▼
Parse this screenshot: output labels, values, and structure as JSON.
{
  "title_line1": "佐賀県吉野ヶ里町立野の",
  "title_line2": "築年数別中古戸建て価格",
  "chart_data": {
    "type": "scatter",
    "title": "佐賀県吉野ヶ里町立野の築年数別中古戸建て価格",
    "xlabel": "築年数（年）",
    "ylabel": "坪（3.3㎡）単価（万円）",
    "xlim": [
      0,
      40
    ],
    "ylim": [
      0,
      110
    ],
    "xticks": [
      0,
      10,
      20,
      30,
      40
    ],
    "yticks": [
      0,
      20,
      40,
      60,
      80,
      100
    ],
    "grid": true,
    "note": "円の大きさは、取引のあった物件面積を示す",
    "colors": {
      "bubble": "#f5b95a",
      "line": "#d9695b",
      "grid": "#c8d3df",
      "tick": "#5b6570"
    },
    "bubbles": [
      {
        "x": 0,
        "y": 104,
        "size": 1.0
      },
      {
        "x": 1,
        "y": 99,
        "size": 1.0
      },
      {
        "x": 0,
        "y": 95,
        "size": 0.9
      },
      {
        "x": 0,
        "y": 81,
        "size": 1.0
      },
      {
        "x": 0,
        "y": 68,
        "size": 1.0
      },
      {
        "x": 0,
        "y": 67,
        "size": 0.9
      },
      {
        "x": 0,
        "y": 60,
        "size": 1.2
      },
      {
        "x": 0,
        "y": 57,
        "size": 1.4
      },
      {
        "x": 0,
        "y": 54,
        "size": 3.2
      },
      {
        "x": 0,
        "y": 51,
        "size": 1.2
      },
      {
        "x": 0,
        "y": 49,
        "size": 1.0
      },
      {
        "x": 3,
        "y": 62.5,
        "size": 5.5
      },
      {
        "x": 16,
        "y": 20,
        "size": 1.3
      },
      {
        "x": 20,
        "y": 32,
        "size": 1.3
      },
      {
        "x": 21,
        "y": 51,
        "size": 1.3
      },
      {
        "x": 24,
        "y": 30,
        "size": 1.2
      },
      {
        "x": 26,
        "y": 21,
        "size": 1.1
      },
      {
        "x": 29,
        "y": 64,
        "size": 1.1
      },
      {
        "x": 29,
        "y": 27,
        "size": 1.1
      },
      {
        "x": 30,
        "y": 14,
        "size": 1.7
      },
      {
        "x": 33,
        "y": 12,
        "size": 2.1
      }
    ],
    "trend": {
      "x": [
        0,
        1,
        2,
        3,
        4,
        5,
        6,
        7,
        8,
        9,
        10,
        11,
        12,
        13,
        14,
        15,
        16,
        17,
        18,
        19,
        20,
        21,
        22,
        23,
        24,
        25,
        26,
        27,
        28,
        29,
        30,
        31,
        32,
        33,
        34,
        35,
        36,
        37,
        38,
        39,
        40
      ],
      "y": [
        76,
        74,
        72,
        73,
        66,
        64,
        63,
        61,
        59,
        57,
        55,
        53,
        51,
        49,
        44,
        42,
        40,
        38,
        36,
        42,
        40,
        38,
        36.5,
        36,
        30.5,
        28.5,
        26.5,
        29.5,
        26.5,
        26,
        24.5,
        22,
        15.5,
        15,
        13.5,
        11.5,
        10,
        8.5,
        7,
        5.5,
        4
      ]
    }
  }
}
▲
◆ OBJECTIVE ◆
Produce an exact copy of all the records.

◆ REPLY ◆
Parse this screenshot: output labels, values, and structure as JSON.
{
  "title_line1": "佐賀県吉野ヶ里町立野の",
  "title_line2": "築年数別中古戸建て価格",
  "chart_data": {
    "type": "scatter",
    "title": "佐賀県吉野ヶ里町立野の築年数別中古戸建て価格",
    "xlabel": "築年数（年）",
    "ylabel": "坪（3.3㎡）単価（万円）",
    "xlim": [
      0,
      40
    ],
    "ylim": [
      0,
      110
    ],
    "xticks": [
      0,
      10,
      20,
      30,
      40
    ],
    "yticks": [
      0,
      20,
      40,
      60,
      80,
      100
    ],
    "grid": true,
    "note": "円の大きさは、取引のあった物件面積を示す",
    "colors": {
      "bubble": "#f5b95a",
      "line": "#d9695b",
      "grid": "#c8d3df",
      "tick": "#5b6570"
    },
    "bubbles": [
      {
        "x": 0,
        "y": 104,
        "size": 1.0
      },
      {
        "x": 1,
        "y": 99,
        "size": 1.0
      },
      {
        "x": 0,
        "y": 95,
        "size": 0.9
      },
      {
        "x": 0,
        "y": 81,
        "size": 1.0
      },
      {
        "x": 0,
        "y": 68,
        "size": 1.0
      },
      {
        "x": 0,
        "y": 67,
        "size": 0.9
      },
      {
        "x": 0,
        "y": 60,
        "size": 1.2
      },
      {
        "x": 0,
        "y": 57,
        "size": 1.4
      },
      {
        "x": 0,
        "y": 54,
        "size": 3.2
      },
      {
        "x": 0,
        "y": 51,
        "size": 1.2
      },
      {
        "x": 0,
        "y": 49,
        "size": 1.0
      },
      {
        "x": 3,
        "y": 62.5,
        "size": 5.5
      },
      {
        "x": 16,
        "y": 20,
        "size": 1.3
      },
      {
        "x": 20,
        "y": 32,
        "size": 1.3
      },
      {
        "x": 21,
        "y": 51,
        "size": 1.3
      },
      {
        "x": 24,
        "y": 30,
        "size": 1.2
      },
      {
        "x": 26,
        "y": 21,
        "size": 1.1
      },
      {
        "x": 29,
        "y": 64,
        "size": 1.1
      },
      {
        "x": 29,
        "y": 27,
        "size": 1.1
      },
      {
        "x": 30,
        "y": 14,
        "size": 1.7
      },
      {
        "x": 33,
        "y": 12,
        "size": 2.1
      }
    ],
    "trend": {
      "x": [
        0,
        1,
        2,
        3,
        4,
        5,
        6,
        7,
        8,
        9,
        10,
        11,
        12,
        13,
        14,
        15,
        16,
        17,
        18,
        19,
        20,
        21,
        22,
        23,
        24,
        25,
        26,
        27,
        28,
        29,
        30,
        31,
        32,
        33,
        34,
        35,
        36,
        37,
        38,
        39,
        40
      ],
      "y": [
        76,
        74,
        72,
        73,
        66,
        64,
        63,
        61,
        59,
        57,
        55,
        53,
        51,
        49,
        44,
        42,
        40,
        38,
        36,
        42,
        40,
        38,
        36.5,
        36,
        30.5,
        28.5,
        26.5,
        29.5,
        26.5,
        26,
        24.5,
        22,
        15.5,
        15,
        13.5,
        11.5,
        10,
        8.5,
        7,
        5.5,
        4
      ]
    }
  }
}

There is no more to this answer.